Records supplied:
-- start --

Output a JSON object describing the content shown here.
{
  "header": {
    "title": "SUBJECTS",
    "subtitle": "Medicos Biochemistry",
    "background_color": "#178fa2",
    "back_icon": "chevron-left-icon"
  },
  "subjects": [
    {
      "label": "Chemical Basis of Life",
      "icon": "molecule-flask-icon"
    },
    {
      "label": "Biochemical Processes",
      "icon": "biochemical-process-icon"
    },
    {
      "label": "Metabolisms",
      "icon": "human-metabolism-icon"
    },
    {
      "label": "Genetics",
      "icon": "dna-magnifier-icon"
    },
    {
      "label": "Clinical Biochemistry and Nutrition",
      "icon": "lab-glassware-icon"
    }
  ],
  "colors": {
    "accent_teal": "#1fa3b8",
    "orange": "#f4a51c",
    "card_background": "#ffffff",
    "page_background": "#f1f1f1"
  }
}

-- end --
-- start --

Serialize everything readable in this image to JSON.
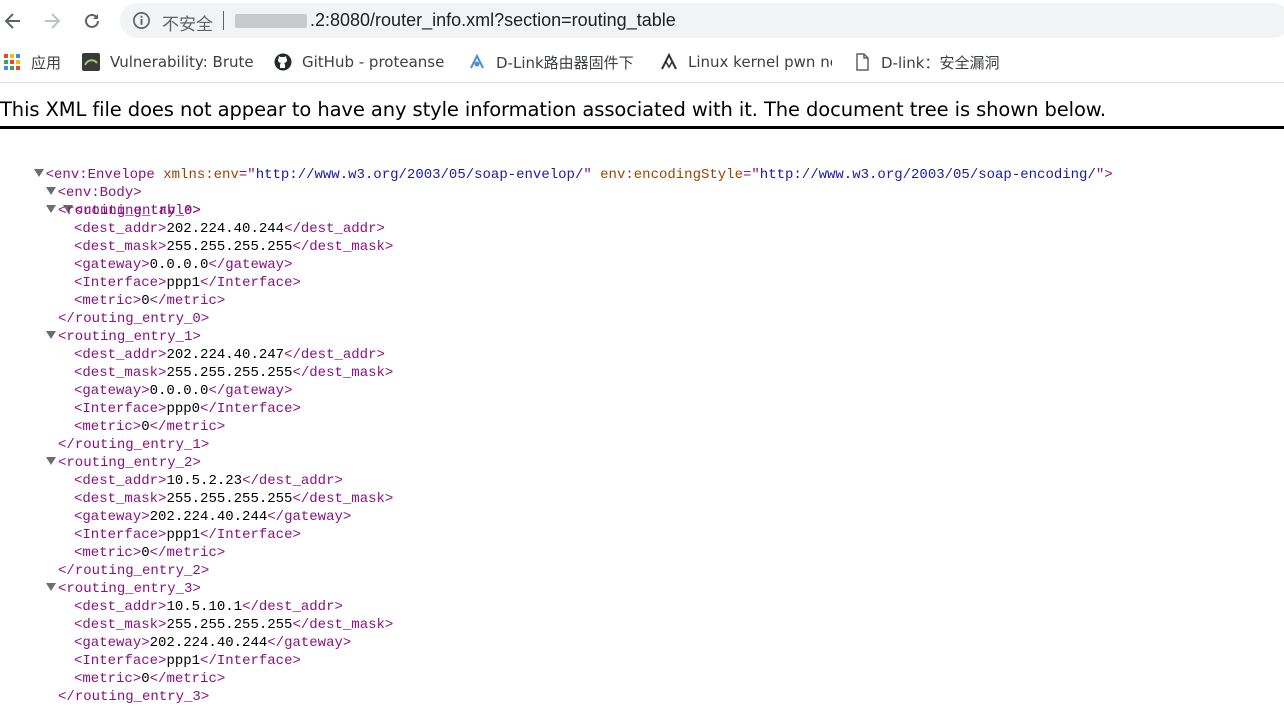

-- end --
-- start --

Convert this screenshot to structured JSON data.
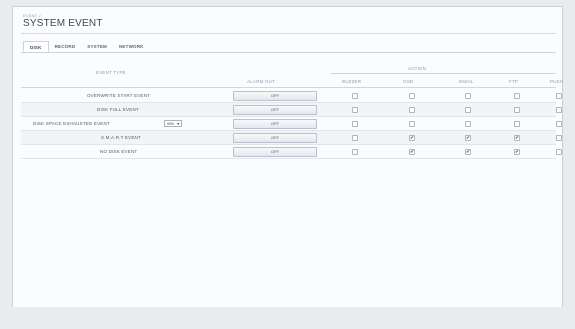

-- end --

What is asked:
Say how many lines of the data include the string "this". Nothing other than the number should be given.

Exercise solution:
2